## Excerpt
== == ==
I’ve always been pretty philosophical about life and death. If you’d asked me as a kid how old I’d be when I died, I’d have told you maybe 26. I wasn’t a gloomy child though. I was just smart enough to realize that my body wasn’t normal, that my upbringing wasn’t normal, and that normal life expectancy probably didn’t apply to me.

I grew up in an abusive home, full of poverty and violence. I grew up frequently sick, hurting in ways that weren’t normal for a kid my age, and with a body that didn’t seem to cooperate with the usual rules of such things. When I was 8, I had a massive cyst about the size of a naval orange drained from under my right arm. All I knew was that it was a lump, and that they made me go to school with the drain tubing still hanging out and foul smelling gunk oozing into the wad of bandages that wouldn’t let me put my arm down. It took me a week to work up the nerve to ask my mother if it was cancer, and she assured me it was. (No, it wasn’t. Yes, she was the true cancer of my childhood, but that’s not really the point I’m making here.)

I remember penning a last will and testament in the thick, blocky letters of an 8 year old, knowing all the while that it was unlikely my mother would actually distribute my few precious items as I’d wished, but trying anyway. I thought I was dying because I’d watched my granny (great-grandmother) die by slow degrees from colon cancer. I thought I was dying every single day for over a year until I finally convinced myself I was safe, though there always lingered some doubt. And I went to school anyway. I got up and made breakfast for my baby brother anyway. I did the laundry and read books anyway. Because whatever time I had left, I meant to use it.

When my POTS started rearing up and long before we had an official diagnosis, I thought I was in trouble. Not dying, but possibly life-limited in other ways. And POTS has limited my life in some ways. I will never run a marathon, not that my knees would have let me do that anyway. I will never get back the two years I spent lying on my back, too sick to sit up or walk to the bathroom without help. I will never get back the lost energy or the lost time or the lost hope. But I adjusted. I figured out where the limits were and how to push them a little further out every day, and I got back up on the horse and rode toward the rest of my life. Lisa in Flordia

This liver thing seems to have knocked me down again. I’m having a lot of pain from it already, and a lot of chest pain (POTS + stress = stupid body days). I’m a bit more emotional than usual and I’m feeling like I need to re-organize some of my priorities. But I’m still philosophical about it. Nobody lives forever, and I’m no exception. I’ve known that since I was 8 years old. So here’s me, getting back up on the horse and riding on into the rest of my life. I’m going to keep working, keep writing, keep loving, keep planning. For however long I have left on this lump of spinning rock, whether it’s 4 months or 40 years, I’m going to keep on getting back up and riding on. I have sunsets to catch.

Speaking of sunsets, we saw some awesome ones in Florida two weeks ago. 80F and sunny in February? I’ll take it. Look, I even have a tan! (No, seriously. That’s tanned for me.)
== == ==
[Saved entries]
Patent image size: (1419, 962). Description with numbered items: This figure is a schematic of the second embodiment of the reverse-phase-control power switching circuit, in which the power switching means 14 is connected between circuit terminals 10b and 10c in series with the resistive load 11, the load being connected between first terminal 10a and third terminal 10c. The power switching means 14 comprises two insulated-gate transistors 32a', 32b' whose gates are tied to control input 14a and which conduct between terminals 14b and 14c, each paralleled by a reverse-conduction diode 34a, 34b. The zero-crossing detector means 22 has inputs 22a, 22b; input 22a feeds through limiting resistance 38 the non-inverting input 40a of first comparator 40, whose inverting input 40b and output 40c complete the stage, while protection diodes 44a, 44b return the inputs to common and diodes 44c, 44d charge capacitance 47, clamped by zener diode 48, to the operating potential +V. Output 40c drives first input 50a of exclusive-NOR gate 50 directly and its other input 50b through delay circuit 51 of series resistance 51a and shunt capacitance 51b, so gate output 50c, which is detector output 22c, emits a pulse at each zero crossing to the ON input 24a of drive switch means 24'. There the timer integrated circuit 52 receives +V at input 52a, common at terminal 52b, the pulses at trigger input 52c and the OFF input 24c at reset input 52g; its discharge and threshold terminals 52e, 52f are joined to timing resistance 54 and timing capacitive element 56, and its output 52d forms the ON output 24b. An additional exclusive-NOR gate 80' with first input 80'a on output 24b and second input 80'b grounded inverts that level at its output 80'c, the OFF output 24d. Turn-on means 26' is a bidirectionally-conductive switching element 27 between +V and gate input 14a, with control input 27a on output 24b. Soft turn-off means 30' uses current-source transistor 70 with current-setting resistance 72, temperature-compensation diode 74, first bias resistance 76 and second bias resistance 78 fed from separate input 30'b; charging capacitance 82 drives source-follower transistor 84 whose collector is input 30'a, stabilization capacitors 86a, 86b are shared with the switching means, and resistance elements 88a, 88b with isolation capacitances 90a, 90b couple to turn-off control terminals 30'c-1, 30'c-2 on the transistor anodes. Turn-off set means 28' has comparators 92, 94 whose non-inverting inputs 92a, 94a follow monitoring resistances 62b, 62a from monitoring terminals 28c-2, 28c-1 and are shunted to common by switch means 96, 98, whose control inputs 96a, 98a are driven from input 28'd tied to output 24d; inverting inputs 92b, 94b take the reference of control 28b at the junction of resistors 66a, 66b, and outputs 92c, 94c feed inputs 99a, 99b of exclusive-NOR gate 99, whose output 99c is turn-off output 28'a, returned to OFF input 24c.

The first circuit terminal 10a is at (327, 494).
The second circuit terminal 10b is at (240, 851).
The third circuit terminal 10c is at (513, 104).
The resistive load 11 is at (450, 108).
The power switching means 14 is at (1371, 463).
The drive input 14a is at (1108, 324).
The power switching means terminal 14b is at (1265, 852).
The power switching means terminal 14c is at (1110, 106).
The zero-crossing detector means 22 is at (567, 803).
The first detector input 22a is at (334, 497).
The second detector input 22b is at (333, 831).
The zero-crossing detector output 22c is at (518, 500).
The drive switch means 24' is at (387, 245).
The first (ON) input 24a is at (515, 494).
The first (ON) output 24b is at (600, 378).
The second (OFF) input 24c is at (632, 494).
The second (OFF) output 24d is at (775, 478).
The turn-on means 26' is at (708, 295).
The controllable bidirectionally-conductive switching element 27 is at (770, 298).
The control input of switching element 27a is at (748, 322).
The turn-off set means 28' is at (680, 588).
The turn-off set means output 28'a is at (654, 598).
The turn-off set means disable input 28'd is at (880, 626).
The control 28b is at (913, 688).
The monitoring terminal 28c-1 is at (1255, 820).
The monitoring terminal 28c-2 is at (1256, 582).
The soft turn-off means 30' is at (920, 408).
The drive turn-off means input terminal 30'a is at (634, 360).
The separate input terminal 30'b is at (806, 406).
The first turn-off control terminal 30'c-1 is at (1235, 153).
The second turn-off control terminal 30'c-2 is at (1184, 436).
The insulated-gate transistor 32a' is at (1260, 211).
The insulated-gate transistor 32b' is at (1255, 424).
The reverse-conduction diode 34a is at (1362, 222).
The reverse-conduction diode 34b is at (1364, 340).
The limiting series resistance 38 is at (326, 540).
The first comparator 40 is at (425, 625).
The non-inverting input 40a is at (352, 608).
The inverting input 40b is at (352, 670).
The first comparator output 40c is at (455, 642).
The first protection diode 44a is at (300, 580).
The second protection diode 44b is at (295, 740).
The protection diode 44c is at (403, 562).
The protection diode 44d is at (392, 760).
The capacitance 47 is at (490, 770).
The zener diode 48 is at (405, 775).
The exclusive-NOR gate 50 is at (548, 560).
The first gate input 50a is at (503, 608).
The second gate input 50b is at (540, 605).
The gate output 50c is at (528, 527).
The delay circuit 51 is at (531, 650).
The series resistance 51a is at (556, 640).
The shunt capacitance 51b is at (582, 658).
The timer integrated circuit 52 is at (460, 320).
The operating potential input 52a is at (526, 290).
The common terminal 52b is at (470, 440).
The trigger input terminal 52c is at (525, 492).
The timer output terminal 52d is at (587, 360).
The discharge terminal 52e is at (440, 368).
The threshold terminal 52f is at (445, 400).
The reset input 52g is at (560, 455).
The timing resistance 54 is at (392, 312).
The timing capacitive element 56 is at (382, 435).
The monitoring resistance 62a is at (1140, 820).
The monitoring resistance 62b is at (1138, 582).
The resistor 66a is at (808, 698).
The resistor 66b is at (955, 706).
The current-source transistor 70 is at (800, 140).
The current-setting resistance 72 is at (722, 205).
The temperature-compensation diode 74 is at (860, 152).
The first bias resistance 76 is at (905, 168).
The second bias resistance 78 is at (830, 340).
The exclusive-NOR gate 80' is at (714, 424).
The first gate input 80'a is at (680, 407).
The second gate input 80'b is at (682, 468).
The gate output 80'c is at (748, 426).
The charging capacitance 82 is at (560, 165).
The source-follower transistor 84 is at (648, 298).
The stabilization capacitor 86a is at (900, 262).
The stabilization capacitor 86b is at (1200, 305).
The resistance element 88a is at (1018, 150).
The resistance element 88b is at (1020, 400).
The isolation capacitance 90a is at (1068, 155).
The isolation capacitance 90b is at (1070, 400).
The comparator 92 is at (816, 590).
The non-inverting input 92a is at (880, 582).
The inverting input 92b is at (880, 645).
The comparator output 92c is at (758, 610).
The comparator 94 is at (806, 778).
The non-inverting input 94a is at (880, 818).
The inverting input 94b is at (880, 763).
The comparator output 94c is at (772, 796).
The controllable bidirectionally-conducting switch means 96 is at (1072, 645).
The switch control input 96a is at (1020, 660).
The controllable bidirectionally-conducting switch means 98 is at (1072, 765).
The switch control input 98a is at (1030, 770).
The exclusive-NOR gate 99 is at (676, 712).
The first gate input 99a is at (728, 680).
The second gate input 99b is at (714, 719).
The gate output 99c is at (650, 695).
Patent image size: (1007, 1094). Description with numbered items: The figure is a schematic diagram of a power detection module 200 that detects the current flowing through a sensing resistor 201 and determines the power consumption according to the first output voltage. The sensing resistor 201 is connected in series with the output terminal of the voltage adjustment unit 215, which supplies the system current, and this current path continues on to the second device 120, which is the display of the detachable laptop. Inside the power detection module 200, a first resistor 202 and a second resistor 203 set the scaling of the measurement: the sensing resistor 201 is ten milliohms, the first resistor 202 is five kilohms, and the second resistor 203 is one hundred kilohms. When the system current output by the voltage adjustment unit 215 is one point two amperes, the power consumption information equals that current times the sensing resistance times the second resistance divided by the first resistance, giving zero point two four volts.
== == ==
## Your objective
Reproduce the passage of the essay on illness and mortality that begins with "This liver thing" and ends with "tanned for me.)".

## Solution to the exercise
This liver thing seems to have knocked me down again. I’m having a lot of pain from it already, and a lot of chest pain (POTS + stress = stupid body days). I’m a bit more emotional than usual and I’m feeling like I need to re-organize some of my priorities. But I’m still philosophical about it. Nobody lives forever, and I’m no exception. I’ve known that since I was 8 years old. So here’s me, getting back up on the horse and riding on into the rest of my life. I’m going to keep working, keep writing, keep loving, keep planning. For however long I have left on this lump of spinning rock, whether it’s 4 months or 40 years, I’m going to keep on getting back up and riding on. I have sunsets to catch.

Speaking of sunsets, we saw some awesome ones in Florida two weeks ago. 80F and sunny in February? I’ll take it. Look, I even have a tan! (No, seriously. That’s tanned for me.)